[start]

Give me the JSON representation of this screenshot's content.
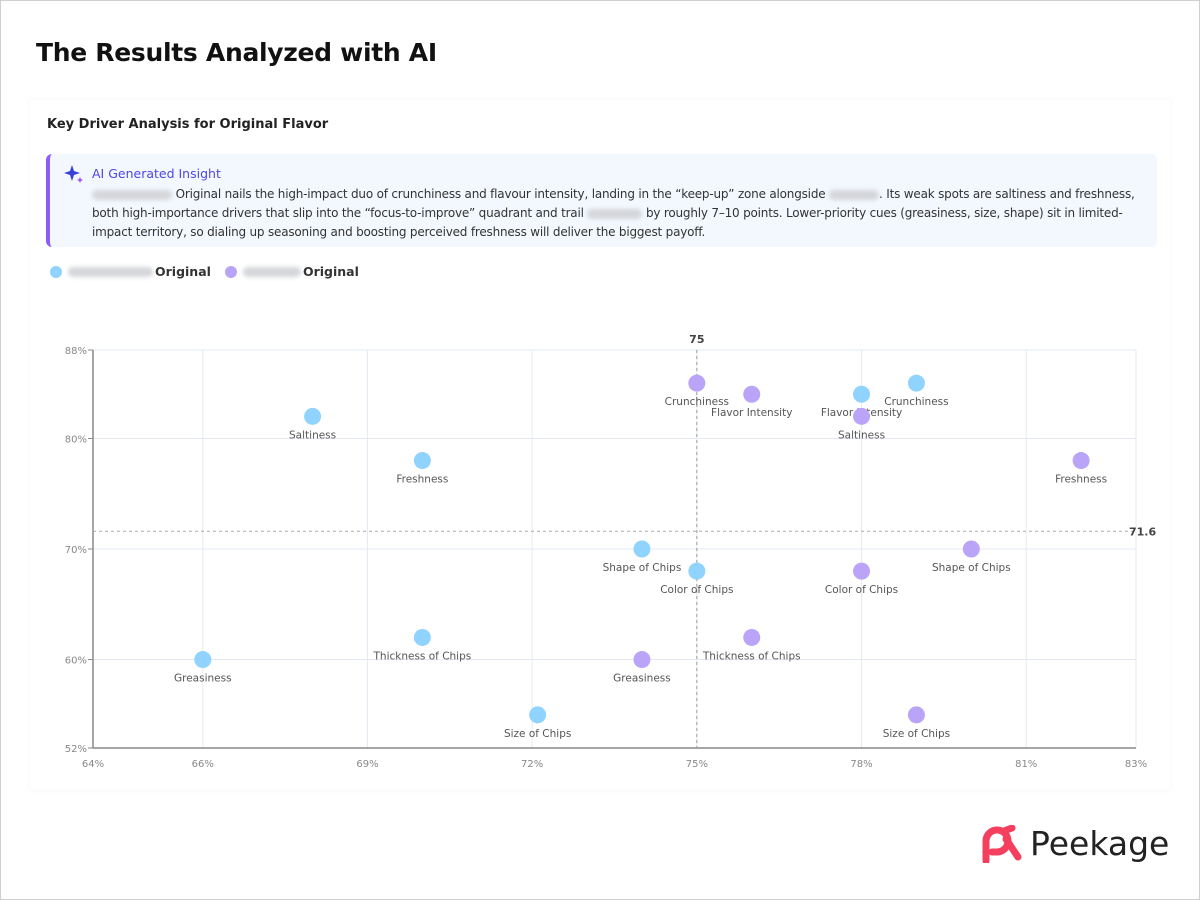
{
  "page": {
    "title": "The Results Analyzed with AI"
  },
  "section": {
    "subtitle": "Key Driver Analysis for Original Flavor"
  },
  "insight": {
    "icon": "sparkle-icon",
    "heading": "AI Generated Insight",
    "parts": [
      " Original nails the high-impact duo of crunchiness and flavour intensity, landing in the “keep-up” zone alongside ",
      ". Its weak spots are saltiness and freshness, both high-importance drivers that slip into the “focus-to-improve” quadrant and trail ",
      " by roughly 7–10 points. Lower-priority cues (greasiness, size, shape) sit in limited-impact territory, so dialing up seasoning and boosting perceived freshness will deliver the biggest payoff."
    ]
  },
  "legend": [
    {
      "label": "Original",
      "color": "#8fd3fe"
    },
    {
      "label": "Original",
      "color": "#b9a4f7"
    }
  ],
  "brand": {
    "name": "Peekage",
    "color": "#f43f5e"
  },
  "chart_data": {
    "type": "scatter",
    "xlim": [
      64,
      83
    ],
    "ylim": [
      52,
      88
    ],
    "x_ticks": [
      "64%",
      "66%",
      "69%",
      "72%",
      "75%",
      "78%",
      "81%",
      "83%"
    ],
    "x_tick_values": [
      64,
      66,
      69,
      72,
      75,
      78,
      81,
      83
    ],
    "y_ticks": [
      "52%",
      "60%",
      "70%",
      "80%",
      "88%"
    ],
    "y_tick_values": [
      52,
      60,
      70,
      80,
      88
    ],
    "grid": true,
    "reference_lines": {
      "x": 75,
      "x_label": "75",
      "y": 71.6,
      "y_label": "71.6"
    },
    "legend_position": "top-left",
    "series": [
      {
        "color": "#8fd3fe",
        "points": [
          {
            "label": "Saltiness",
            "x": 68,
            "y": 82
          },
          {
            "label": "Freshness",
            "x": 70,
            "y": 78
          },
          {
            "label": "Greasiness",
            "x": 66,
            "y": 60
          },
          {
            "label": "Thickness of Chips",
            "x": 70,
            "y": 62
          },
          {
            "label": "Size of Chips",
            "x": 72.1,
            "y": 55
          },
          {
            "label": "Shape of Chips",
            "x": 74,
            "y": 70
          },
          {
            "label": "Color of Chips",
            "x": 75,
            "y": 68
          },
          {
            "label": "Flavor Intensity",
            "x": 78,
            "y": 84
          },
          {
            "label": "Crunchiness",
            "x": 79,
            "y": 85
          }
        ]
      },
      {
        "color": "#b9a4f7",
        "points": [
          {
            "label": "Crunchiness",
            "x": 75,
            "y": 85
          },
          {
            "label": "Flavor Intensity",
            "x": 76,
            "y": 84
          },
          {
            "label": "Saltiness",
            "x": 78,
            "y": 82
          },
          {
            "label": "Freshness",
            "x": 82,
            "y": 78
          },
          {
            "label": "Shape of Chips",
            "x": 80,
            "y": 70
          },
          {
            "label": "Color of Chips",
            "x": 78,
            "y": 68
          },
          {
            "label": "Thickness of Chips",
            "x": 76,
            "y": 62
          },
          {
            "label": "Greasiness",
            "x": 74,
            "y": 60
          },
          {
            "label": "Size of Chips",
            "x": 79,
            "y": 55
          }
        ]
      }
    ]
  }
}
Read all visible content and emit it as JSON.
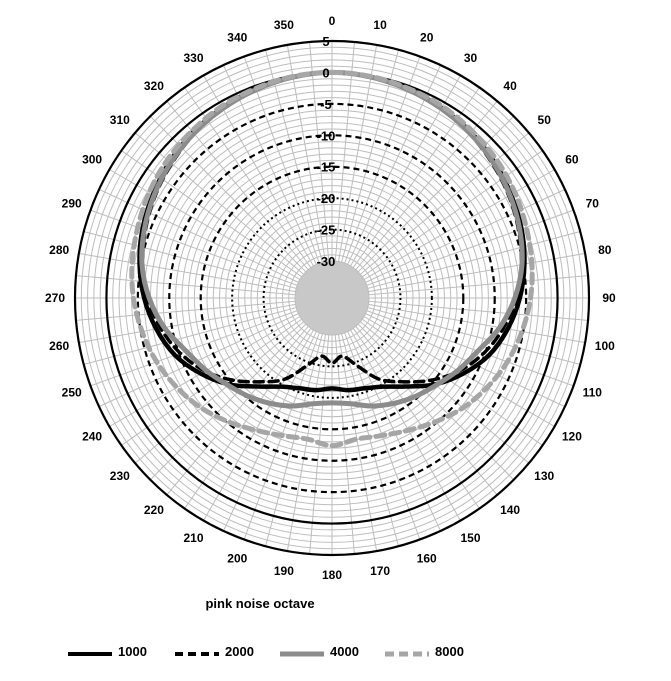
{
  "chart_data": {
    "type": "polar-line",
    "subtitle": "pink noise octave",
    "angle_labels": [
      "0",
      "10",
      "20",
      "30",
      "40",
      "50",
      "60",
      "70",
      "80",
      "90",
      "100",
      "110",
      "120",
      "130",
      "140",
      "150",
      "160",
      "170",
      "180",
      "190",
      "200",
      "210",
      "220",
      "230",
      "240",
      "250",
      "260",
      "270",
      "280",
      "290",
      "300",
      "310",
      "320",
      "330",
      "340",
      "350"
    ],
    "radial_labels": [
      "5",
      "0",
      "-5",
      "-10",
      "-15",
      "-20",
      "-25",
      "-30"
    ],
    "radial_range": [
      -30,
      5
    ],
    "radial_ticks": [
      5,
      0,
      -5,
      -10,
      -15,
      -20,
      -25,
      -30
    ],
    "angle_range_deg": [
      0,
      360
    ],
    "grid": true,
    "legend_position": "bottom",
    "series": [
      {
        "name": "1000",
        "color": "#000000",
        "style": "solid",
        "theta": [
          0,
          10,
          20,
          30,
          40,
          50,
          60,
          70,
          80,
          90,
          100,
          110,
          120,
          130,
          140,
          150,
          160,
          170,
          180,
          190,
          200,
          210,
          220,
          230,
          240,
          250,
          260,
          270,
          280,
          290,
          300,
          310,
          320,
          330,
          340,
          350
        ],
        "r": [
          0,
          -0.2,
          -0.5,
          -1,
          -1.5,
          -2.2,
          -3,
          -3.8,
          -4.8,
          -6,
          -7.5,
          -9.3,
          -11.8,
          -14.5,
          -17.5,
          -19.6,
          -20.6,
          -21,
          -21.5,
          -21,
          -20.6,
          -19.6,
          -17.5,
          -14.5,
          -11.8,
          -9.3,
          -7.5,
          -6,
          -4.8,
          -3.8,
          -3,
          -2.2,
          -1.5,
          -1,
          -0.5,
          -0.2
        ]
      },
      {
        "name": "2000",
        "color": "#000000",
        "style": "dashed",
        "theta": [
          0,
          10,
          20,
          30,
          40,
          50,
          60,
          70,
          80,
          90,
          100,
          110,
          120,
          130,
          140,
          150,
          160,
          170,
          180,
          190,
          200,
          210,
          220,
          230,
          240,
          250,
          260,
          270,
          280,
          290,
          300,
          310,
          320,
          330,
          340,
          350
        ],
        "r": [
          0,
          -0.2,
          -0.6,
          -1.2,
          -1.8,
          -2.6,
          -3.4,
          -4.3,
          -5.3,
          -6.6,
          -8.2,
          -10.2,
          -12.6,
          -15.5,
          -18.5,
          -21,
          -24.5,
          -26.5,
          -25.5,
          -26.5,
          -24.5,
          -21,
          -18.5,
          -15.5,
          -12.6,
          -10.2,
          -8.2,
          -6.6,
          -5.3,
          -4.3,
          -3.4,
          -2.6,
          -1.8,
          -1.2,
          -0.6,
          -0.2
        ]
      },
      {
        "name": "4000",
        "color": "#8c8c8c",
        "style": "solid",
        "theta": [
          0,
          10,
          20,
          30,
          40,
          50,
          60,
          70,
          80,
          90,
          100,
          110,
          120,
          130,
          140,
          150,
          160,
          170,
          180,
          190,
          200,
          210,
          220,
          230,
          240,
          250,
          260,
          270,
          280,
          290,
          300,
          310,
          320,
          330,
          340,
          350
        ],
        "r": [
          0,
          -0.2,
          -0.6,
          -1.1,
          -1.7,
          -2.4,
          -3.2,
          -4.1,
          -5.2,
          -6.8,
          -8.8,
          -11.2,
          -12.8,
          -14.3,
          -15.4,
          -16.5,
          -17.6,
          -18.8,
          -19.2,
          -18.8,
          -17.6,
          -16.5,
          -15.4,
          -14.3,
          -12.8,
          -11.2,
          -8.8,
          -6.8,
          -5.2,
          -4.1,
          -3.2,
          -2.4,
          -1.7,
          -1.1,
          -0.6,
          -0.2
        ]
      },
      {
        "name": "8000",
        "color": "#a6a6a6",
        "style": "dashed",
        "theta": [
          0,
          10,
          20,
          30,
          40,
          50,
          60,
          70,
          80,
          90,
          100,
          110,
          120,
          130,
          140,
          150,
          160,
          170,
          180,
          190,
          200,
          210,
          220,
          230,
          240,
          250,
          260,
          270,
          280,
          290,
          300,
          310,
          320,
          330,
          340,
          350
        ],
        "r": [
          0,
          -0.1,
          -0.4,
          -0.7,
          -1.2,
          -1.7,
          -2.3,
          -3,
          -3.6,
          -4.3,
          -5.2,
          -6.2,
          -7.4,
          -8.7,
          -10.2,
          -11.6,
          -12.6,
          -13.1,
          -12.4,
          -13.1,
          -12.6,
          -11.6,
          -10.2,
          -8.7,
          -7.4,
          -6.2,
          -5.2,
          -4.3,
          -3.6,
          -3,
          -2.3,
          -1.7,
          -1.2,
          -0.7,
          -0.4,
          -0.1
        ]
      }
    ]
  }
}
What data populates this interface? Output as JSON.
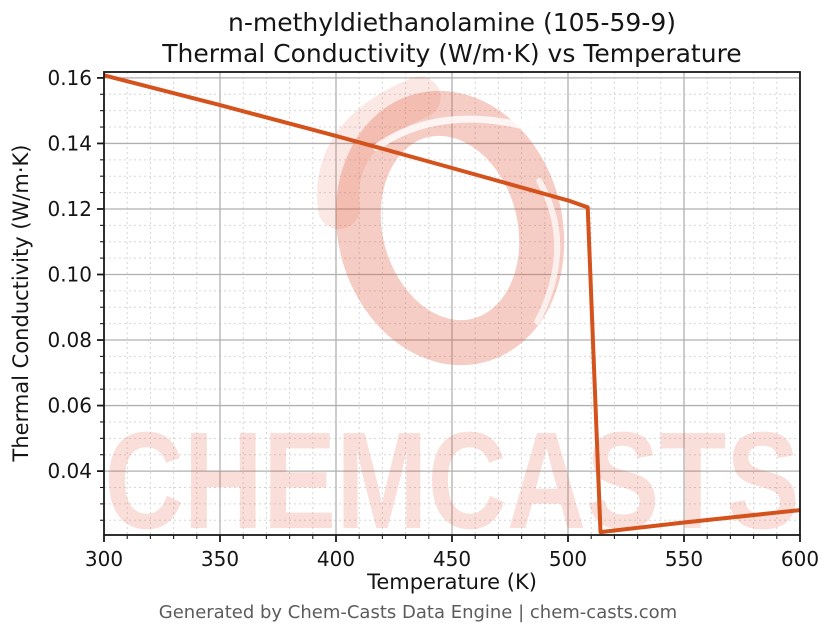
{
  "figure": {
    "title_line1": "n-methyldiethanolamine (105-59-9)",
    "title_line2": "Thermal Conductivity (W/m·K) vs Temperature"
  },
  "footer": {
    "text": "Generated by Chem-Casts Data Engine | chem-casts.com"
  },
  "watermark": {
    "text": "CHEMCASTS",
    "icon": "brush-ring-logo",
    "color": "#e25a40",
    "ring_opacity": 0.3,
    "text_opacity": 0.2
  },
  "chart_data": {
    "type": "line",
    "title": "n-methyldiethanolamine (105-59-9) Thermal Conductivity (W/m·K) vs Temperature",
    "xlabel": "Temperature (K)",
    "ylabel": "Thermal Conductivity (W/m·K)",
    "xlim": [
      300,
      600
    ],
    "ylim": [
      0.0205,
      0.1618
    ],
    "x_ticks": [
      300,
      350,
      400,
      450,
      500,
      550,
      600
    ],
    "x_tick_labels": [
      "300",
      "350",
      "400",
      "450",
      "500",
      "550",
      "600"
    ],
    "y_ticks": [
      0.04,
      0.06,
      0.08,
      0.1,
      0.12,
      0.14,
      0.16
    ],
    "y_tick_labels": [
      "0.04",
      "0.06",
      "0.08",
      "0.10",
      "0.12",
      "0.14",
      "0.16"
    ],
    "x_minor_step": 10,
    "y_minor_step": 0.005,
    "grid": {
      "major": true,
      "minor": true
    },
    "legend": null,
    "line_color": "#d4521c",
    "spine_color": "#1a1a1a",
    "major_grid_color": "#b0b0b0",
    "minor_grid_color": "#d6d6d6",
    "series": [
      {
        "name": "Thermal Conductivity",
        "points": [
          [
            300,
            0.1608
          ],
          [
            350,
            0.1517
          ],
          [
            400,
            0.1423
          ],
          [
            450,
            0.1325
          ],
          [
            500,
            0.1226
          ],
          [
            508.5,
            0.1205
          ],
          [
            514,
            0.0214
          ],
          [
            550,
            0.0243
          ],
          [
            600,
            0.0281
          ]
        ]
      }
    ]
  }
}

[end]

What the task asks:
Repeat only the lines from the one with "What data populates" through the end of the data, both included and exactly as written. Pictures stay out of the copy.

Task answer:
What data populates this interface? Output as JSON.
{
  "figure": {
    "title_line1": "n-methyldiethanolamine (105-59-9)",
    "title_line2": "Thermal Conductivity (W/m·K) vs Temperature"
  },
  "footer": {
    "text": "Generated by Chem-Casts Data Engine | chem-casts.com"
  },
  "watermark": {
    "text": "CHEMCASTS",
    "icon": "brush-ring-logo",
    "color": "#e25a40",
    "ring_opacity": 0.3,
    "text_opacity": 0.2
  },
  "chart_data": {
    "type": "line",
    "title": "n-methyldiethanolamine (105-59-9) Thermal Conductivity (W/m·K) vs Temperature",
    "xlabel": "Temperature (K)",
    "ylabel": "Thermal Conductivity (W/m·K)",
    "xlim": [
      300,
      600
    ],
    "ylim": [
      0.0205,
      0.1618
    ],
    "x_ticks": [
      300,
      350,
      400,
      450,
      500,
      550,
      600
    ],
    "x_tick_labels": [
      "300",
      "350",
      "400",
      "450",
      "500",
      "550",
      "600"
    ],
    "y_ticks": [
      0.04,
      0.06,
      0.08,
      0.1,
      0.12,
      0.14,
      0.16
    ],
    "y_tick_labels": [
      "0.04",
      "0.06",
      "0.08",
      "0.10",
      "0.12",
      "0.14",
      "0.16"
    ],
    "x_minor_step": 10,
    "y_minor_step": 0.005,
    "grid": {
      "major": true,
      "minor": true
    },
    "legend": null,
    "line_color": "#d4521c",
    "spine_color": "#1a1a1a",
    "major_grid_color": "#b0b0b0",
    "minor_grid_color": "#d6d6d6",
    "series": [
      {
        "name": "Thermal Conductivity",
        "points": [
          [
            300,
            0.1608
          ],
          [
            350,
            0.1517
          ],
          [
            400,
            0.1423
          ],
          [
            450,
            0.1325
          ],
          [
            500,
            0.1226
          ],
          [
            508.5,
            0.1205
          ],
          [
            514,
            0.0214
          ],
          [
            550,
            0.0243
          ],
          [
            600,
            0.0281
          ]
        ]
      }
    ]
  }
}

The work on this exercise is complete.